**Brief**:
Pick out each line with the word "great" from the material that follows.

**Task material**:
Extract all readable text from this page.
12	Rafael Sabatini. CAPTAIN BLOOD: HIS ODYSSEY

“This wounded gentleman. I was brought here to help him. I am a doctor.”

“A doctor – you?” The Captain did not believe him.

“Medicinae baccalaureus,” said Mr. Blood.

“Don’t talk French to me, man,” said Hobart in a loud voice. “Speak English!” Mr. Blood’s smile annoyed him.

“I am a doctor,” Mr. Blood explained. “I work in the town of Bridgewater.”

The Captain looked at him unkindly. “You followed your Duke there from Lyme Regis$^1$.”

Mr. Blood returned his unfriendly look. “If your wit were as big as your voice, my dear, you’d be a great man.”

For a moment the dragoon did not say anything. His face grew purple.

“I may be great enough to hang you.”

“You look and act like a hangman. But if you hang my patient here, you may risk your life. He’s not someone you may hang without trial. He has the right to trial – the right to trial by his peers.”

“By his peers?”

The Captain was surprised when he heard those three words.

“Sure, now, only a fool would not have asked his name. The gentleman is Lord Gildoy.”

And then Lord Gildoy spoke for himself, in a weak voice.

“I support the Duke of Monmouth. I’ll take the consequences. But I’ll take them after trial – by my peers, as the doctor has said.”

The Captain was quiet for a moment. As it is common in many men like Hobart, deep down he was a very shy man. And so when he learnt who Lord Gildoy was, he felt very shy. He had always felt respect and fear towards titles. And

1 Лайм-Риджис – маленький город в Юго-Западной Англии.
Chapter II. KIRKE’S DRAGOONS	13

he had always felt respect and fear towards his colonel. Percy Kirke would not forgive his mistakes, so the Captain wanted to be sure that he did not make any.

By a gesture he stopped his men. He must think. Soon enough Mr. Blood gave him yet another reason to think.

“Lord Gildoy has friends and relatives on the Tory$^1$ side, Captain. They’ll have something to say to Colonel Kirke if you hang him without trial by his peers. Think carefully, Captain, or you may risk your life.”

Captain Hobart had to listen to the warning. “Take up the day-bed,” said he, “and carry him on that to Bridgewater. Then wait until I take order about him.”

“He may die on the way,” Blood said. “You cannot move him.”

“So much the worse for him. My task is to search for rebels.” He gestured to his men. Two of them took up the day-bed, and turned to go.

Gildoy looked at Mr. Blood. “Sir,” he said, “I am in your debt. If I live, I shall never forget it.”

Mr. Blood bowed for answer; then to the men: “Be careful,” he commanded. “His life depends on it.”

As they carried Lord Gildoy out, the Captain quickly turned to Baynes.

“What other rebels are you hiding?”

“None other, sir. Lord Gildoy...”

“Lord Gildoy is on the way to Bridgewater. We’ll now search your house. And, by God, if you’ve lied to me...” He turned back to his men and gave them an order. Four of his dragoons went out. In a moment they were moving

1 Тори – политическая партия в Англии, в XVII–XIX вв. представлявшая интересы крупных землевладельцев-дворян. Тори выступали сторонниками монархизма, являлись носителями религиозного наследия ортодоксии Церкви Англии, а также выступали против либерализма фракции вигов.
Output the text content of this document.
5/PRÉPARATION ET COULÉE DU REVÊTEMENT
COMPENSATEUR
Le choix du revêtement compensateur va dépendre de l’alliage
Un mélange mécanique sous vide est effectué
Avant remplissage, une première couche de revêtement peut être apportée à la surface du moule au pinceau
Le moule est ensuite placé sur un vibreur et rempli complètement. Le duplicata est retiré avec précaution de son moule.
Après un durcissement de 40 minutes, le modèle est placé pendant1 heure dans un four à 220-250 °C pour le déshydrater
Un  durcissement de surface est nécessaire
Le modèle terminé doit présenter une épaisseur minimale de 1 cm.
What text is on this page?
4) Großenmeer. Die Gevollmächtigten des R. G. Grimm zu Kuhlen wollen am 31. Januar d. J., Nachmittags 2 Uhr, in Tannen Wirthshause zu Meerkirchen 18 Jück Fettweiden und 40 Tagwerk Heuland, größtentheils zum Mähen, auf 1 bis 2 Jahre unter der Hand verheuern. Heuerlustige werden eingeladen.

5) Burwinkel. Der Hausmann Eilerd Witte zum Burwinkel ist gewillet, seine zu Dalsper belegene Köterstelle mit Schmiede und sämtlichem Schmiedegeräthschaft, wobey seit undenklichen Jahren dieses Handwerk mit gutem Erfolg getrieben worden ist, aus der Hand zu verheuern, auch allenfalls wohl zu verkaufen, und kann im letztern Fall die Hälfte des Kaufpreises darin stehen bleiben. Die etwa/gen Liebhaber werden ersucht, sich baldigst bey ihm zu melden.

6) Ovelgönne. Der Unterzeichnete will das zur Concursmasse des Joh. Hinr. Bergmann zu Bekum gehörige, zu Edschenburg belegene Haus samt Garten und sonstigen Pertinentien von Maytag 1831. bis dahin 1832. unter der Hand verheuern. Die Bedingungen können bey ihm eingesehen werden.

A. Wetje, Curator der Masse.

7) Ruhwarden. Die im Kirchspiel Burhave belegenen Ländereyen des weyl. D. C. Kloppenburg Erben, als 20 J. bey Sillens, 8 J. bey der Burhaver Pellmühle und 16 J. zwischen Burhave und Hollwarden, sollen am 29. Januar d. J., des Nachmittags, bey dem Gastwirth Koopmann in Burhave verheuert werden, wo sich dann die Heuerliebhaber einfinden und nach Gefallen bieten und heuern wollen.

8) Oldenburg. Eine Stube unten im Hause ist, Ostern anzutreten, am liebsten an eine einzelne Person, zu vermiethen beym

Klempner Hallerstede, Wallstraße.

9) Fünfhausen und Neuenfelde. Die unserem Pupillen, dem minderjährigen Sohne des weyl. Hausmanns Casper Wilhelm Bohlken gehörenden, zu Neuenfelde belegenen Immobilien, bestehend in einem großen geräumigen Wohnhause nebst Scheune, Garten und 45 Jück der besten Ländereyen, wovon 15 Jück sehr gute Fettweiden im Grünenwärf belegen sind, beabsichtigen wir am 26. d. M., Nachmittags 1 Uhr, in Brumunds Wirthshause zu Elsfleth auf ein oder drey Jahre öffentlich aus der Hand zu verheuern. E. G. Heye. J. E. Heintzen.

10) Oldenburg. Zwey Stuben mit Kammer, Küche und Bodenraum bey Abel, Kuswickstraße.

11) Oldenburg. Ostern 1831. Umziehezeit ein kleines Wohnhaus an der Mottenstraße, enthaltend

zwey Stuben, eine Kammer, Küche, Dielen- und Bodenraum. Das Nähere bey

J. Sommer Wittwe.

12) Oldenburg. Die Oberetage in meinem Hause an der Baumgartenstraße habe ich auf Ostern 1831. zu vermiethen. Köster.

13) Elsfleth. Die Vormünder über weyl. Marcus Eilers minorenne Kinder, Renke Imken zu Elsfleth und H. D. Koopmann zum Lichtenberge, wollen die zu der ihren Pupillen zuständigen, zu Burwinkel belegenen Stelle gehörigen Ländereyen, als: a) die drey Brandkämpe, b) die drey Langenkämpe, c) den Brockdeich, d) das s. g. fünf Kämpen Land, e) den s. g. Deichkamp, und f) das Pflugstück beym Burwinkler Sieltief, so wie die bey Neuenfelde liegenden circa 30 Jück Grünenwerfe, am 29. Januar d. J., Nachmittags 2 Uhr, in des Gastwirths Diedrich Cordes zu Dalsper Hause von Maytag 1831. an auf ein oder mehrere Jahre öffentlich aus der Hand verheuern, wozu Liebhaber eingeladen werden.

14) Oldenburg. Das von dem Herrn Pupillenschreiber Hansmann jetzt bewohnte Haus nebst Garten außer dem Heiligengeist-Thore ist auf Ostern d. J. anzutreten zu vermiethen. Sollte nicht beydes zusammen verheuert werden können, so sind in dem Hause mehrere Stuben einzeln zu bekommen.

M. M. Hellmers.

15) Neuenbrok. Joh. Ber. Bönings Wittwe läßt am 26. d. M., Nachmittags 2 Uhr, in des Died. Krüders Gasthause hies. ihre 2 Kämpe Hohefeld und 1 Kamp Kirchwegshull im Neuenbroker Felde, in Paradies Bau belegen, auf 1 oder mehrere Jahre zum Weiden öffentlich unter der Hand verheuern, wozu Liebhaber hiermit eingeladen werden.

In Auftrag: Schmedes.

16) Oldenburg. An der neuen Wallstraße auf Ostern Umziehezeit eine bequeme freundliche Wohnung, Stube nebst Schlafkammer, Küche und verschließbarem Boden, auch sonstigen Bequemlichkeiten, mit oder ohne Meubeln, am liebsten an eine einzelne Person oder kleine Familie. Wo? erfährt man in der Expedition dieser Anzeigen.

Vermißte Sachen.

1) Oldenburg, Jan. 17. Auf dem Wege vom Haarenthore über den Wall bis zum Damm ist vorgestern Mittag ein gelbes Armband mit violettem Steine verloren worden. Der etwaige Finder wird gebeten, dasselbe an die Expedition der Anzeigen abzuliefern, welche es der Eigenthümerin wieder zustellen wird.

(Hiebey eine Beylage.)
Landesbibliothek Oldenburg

**Answer to the exercise**:
Mr. Blood returned his unfriendly look. “If your wit were as big as your voice, my dear, you’d be a great man.”
“I may be great enough to hang you.”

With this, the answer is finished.